> **GIVEN DATA**
--- START ---

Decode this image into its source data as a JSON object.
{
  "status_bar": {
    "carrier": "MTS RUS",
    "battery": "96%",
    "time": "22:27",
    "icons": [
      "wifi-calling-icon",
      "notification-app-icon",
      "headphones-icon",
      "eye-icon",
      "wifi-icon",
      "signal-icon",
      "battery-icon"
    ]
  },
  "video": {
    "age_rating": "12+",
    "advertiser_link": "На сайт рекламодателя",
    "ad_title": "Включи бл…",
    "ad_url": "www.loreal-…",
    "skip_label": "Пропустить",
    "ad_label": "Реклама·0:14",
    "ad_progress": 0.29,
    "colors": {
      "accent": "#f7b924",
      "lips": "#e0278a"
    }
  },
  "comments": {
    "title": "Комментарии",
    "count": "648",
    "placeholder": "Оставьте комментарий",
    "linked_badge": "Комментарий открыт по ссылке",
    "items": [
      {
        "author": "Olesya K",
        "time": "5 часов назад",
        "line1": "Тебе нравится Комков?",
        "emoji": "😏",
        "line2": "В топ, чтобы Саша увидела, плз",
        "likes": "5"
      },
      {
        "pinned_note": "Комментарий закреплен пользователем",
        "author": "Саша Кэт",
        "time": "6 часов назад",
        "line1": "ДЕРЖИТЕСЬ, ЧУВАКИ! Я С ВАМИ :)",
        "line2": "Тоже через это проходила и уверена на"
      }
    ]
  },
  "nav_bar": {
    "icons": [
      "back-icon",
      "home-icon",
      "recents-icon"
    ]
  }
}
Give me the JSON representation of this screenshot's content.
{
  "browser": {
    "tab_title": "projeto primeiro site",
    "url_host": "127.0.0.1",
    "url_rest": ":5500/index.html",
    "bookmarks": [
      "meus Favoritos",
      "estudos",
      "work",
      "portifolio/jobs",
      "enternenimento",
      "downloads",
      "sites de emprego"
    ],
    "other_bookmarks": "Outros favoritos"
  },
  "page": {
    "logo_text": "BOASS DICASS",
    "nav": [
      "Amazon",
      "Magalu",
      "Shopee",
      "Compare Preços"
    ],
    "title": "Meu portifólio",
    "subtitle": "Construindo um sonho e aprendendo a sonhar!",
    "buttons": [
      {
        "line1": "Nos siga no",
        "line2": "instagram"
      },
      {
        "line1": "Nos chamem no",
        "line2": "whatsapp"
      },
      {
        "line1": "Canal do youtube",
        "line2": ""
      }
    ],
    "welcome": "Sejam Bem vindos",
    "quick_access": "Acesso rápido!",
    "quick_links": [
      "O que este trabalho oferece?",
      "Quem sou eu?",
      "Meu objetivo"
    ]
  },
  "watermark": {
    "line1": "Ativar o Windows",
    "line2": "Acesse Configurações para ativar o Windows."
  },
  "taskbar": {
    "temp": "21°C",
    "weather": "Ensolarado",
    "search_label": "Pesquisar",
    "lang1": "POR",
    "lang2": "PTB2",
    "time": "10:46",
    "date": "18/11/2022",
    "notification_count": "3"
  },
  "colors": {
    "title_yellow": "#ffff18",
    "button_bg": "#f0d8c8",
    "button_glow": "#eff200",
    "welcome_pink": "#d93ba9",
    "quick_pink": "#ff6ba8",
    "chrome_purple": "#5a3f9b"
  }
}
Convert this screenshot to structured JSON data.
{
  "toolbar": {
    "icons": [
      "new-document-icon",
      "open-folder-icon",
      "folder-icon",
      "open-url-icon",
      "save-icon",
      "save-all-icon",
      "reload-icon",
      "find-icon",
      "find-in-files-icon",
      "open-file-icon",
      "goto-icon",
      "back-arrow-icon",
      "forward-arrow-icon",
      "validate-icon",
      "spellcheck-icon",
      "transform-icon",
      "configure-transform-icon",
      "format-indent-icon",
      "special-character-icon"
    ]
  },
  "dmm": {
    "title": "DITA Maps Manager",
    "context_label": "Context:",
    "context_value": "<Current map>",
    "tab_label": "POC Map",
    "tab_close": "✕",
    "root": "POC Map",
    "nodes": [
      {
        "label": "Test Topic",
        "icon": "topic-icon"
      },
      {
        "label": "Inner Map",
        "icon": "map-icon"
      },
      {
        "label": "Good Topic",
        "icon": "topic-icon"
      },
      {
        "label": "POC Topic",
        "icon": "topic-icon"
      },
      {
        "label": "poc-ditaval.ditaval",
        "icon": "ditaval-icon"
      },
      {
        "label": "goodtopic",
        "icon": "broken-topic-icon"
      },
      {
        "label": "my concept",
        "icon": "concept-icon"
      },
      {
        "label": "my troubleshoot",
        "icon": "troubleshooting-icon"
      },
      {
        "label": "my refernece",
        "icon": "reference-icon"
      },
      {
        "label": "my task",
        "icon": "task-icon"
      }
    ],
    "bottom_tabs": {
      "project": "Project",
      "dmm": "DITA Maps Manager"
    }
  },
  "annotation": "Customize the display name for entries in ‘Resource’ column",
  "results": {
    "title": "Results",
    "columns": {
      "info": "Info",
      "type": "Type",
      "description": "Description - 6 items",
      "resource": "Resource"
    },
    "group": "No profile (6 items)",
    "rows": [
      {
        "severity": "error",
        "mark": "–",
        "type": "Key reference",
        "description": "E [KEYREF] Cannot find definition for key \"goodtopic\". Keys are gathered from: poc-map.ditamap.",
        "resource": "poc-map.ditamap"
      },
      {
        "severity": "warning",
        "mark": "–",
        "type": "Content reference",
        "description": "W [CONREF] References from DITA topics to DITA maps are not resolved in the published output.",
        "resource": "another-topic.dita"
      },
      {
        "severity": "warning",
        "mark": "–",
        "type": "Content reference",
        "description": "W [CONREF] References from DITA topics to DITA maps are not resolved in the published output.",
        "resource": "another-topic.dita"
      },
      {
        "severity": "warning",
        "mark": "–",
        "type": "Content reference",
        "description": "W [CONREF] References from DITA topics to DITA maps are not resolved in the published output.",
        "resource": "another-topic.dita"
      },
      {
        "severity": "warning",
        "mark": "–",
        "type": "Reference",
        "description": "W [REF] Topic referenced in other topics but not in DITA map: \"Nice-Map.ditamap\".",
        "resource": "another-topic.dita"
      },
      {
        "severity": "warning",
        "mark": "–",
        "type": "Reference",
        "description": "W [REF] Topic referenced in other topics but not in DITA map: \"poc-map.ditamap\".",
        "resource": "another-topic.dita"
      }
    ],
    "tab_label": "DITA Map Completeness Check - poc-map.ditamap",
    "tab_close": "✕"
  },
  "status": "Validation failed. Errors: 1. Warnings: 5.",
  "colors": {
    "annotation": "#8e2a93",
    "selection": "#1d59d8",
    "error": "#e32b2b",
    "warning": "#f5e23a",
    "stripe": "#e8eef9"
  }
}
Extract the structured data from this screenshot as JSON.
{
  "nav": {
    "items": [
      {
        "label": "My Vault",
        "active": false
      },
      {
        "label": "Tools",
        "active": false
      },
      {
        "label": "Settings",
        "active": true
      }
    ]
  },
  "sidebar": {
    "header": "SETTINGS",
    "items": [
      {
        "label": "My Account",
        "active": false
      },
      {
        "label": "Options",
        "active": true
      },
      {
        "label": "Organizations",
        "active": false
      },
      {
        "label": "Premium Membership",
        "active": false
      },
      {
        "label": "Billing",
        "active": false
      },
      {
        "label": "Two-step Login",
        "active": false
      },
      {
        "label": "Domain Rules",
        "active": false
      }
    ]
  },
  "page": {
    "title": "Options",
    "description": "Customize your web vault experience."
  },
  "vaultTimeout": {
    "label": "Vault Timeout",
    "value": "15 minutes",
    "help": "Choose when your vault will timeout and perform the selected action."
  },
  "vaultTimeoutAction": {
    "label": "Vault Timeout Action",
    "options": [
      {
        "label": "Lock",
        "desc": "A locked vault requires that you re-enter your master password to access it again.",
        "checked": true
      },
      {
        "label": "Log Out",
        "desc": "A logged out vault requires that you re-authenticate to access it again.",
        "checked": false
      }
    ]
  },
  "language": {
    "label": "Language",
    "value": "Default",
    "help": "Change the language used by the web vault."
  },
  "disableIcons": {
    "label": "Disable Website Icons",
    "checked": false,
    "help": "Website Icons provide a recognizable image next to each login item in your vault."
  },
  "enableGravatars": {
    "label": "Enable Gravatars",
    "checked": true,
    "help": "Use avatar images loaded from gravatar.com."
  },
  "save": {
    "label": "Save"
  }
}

--- END ---

> **EXERCISE DETAILS**
Copy every line in the listing above where the string "open" turns up.

> **TASK SOLUTION**
      "open-folder-icon",
      "open-url-icon",
      "open-file-icon",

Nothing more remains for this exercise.